Write each record again exactly as it stands.
— BEGIN PROVIDED DATA —
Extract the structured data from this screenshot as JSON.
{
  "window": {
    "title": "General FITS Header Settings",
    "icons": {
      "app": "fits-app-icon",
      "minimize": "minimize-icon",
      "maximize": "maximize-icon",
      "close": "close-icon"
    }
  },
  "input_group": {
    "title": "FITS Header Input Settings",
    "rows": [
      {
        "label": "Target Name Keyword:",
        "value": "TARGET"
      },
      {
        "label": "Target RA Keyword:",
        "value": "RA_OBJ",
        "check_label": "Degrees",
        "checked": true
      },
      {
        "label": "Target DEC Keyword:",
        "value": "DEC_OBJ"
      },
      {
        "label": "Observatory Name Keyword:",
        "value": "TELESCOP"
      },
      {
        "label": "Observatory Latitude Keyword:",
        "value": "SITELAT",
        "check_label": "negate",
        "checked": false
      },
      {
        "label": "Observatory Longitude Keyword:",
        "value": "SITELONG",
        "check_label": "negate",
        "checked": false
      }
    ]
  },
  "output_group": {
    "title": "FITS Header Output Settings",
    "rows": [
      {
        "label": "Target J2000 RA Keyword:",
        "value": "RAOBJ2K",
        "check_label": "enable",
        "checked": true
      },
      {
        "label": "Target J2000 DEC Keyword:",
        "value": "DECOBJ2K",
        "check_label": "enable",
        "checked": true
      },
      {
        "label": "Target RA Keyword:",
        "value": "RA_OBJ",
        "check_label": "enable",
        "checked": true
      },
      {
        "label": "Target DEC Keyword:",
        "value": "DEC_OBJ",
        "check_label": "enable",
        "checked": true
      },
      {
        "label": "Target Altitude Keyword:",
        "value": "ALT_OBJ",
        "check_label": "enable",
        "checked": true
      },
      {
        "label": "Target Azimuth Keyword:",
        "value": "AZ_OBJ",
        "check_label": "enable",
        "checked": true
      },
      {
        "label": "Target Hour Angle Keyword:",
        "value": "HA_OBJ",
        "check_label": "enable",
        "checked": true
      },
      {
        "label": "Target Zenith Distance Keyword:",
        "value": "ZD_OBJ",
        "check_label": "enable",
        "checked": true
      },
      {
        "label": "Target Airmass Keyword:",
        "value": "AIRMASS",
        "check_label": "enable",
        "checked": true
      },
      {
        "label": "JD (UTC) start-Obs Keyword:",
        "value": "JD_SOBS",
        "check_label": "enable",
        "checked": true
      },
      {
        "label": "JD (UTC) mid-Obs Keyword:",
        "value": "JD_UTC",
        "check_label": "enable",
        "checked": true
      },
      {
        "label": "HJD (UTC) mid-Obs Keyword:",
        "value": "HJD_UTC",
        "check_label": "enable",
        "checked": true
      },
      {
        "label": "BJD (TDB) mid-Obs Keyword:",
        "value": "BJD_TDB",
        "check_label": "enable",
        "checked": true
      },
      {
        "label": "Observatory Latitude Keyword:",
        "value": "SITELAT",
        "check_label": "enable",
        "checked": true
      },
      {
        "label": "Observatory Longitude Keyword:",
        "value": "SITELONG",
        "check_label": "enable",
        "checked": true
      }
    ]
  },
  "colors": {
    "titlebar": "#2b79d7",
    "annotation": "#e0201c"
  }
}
— END PROVIDED DATA —
WRITTEN RESPONSE:
Extract the structured data from this screenshot as JSON.
{
  "window": {
    "title": "General FITS Header Settings",
    "icons": {
      "app": "fits-app-icon",
      "minimize": "minimize-icon",
      "maximize": "maximize-icon",
      "close": "close-icon"
    }
  },
  "input_group": {
    "title": "FITS Header Input Settings",
    "rows": [
      {
        "label": "Target Name Keyword:",
        "value": "TARGET"
      },
      {
        "label": "Target RA Keyword:",
        "value": "RA_OBJ",
        "check_label": "Degrees",
        "checked": true
      },
      {
        "label": "Target DEC Keyword:",
        "value": "DEC_OBJ"
      },
      {
        "label": "Observatory Name Keyword:",
        "value": "TELESCOP"
      },
      {
        "label": "Observatory Latitude Keyword:",
        "value": "SITELAT",
        "check_label": "negate",
        "checked": false
      },
      {
        "label": "Observatory Longitude Keyword:",
        "value": "SITELONG",
        "check_label": "negate",
        "checked": false
      }
    ]
  },
  "output_group": {
    "title": "FITS Header Output Settings",
    "rows": [
      {
        "label": "Target J2000 RA Keyword:",
        "value": "RAOBJ2K",
        "check_label": "enable",
        "checked": true
      },
      {
        "label": "Target J2000 DEC Keyword:",
        "value": "DECOBJ2K",
        "check_label": "enable",
        "checked": true
      },
      {
        "label": "Target RA Keyword:",
        "value": "RA_OBJ",
        "check_label": "enable",
        "checked": true
      },
      {
        "label": "Target DEC Keyword:",
        "value": "DEC_OBJ",
        "check_label": "enable",
        "checked": true
      },
      {
        "label": "Target Altitude Keyword:",
        "value": "ALT_OBJ",
        "check_label": "enable",
        "checked": true
      },
      {
        "label": "Target Azimuth Keyword:",
        "value": "AZ_OBJ",
        "check_label": "enable",
        "checked": true
      },
      {
        "label": "Target Hour Angle Keyword:",
        "value": "HA_OBJ",
        "check_label": "enable",
        "checked": true
      },
      {
        "label": "Target Zenith Distance Keyword:",
        "value": "ZD_OBJ",
        "check_label": "enable",
        "checked": true
      },
      {
        "label": "Target Airmass Keyword:",
        "value": "AIRMASS",
        "check_label": "enable",
        "checked": true
      },
      {
        "label": "JD (UTC) start-Obs Keyword:",
        "value": "JD_SOBS",
        "check_label": "enable",
        "checked": true
      },
      {
        "label": "JD (UTC) mid-Obs Keyword:",
        "value": "JD_UTC",
        "check_label": "enable",
        "checked": true
      },
      {
        "label": "HJD (UTC) mid-Obs Keyword:",
        "value": "HJD_UTC",
        "check_label": "enable",
        "checked": true
      },
      {
        "label": "BJD (TDB) mid-Obs Keyword:",
        "value": "BJD_TDB",
        "check_label": "enable",
        "checked": true
      },
      {
        "label": "Observatory Latitude Keyword:",
        "value": "SITELAT",
        "check_label": "enable",
        "checked": true
      },
      {
        "label": "Observatory Longitude Keyword:",
        "value": "SITELONG",
        "check_label": "enable",
        "checked": true
      }
    ]
  },
  "colors": {
    "titlebar": "#2b79d7",
    "annotation": "#e0201c"
  }
}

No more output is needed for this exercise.